> _Instruction_: Omit all pictures, then retype the data exactly as given.

── Task material

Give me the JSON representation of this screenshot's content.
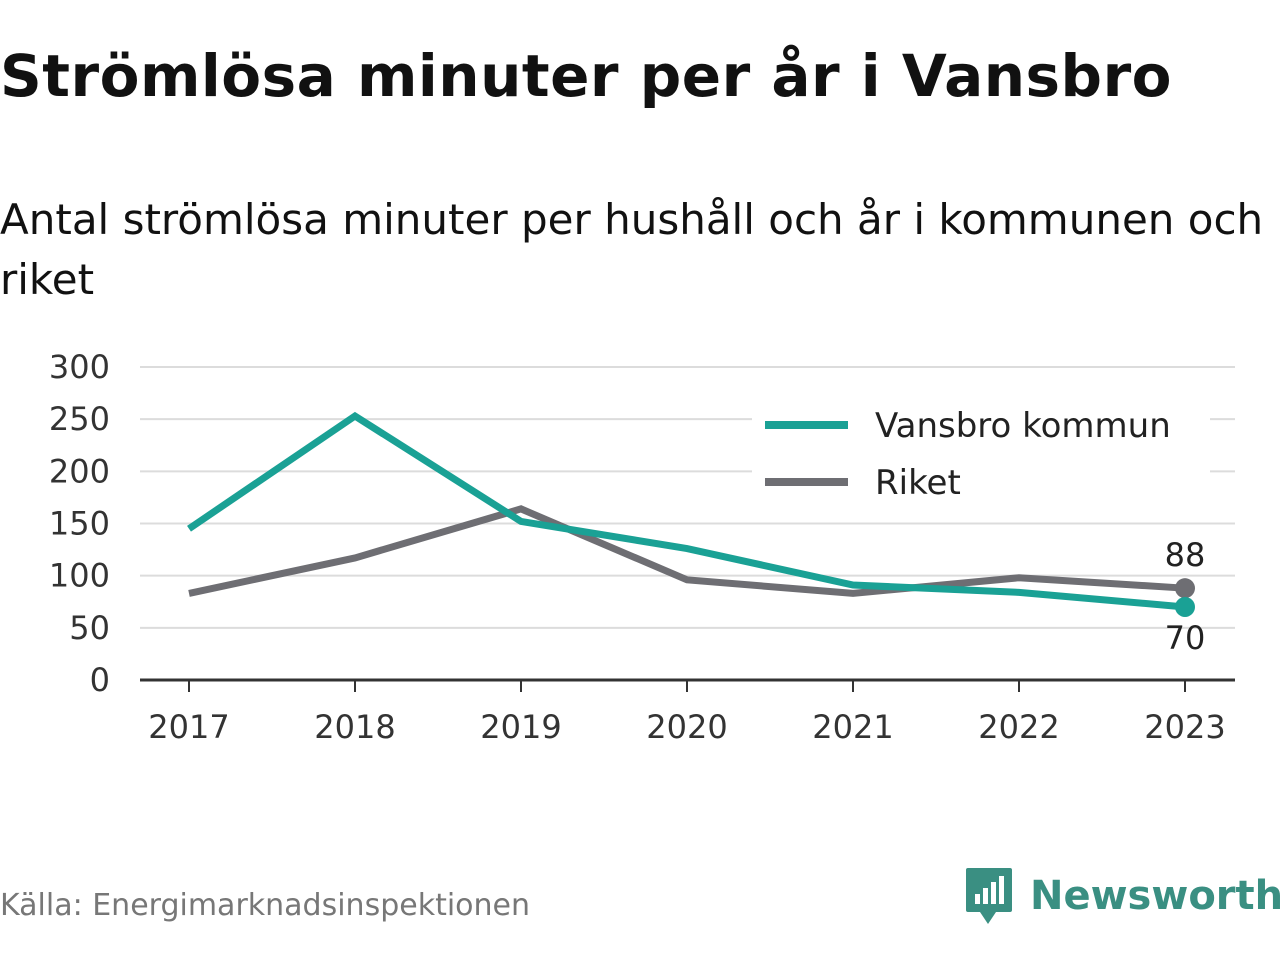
{
  "title": "Strömlösa minuter per år i Vansbro",
  "subtitle": "Antal strömlösa minuter per hushåll och år i kommunen och riket",
  "source": "Källa: Energimarknadsinspektionen",
  "brand": {
    "name": "Newsworthy",
    "icon": "newsworthy-logo-icon",
    "color": "#3a8f82"
  },
  "chart_data": {
    "type": "line",
    "x": [
      "2017",
      "2018",
      "2019",
      "2020",
      "2021",
      "2022",
      "2023"
    ],
    "ylim": [
      0,
      300
    ],
    "yticks": [
      "0",
      "50",
      "100",
      "150",
      "200",
      "250",
      "300"
    ],
    "grid": true,
    "legend_position": "top-right",
    "series": [
      {
        "name": "Vansbro kommun",
        "color": "#1aa195",
        "values": [
          145,
          253,
          152,
          126,
          91,
          84,
          70
        ],
        "end_label": "70",
        "end_label_position": "below"
      },
      {
        "name": "Riket",
        "color": "#6e6e73",
        "values": [
          83,
          117,
          164,
          96,
          83,
          98,
          88
        ],
        "end_label": "88",
        "end_label_position": "above"
      }
    ]
  }
}
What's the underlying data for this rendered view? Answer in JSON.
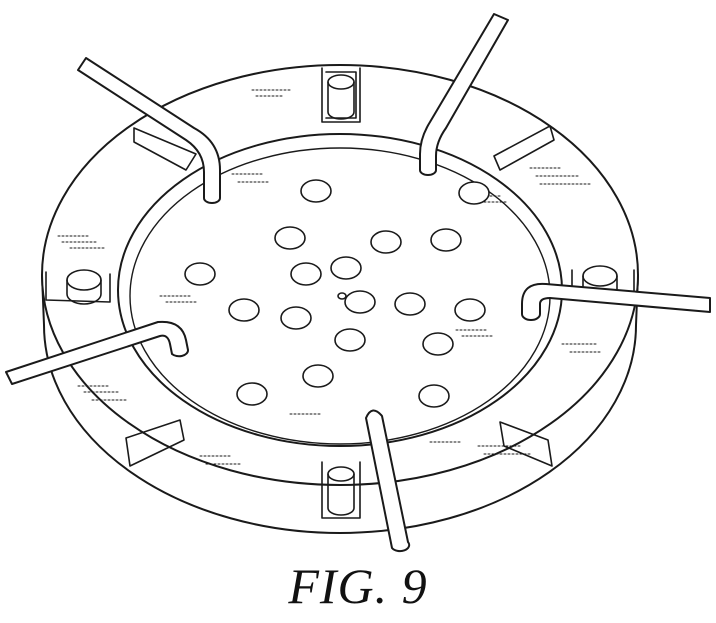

────

> _Response below_:
Give me the JSON representation of this screenshot's content.
{
  "title": "Strömlösa minuter per år i Vansbro",
  "subtitle": "Antal strömlösa minuter per hushåll och år i kommunen och riket",
  "source": "Källa: Energimarknadsinspektionen",
  "brand": {
    "name": "Newsworthy",
    "icon": "newsworthy-logo-icon",
    "color": "#3a8f82"
  },
  "chart_data": {
    "type": "line",
    "x": [
      "2017",
      "2018",
      "2019",
      "2020",
      "2021",
      "2022",
      "2023"
    ],
    "ylim": [
      0,
      300
    ],
    "yticks": [
      "0",
      "50",
      "100",
      "150",
      "200",
      "250",
      "300"
    ],
    "grid": true,
    "legend_position": "top-right",
    "series": [
      {
        "name": "Vansbro kommun",
        "color": "#1aa195",
        "values": [
          145,
          253,
          152,
          126,
          91,
          84,
          70
        ],
        "end_label": "70",
        "end_label_position": "below"
      },
      {
        "name": "Riket",
        "color": "#6e6e73",
        "values": [
          83,
          117,
          164,
          96,
          83,
          98,
          88
        ],
        "end_label": "88",
        "end_label_position": "above"
      }
    ]
  }
}
What's the underlying data for this rendered view? Answer in JSON.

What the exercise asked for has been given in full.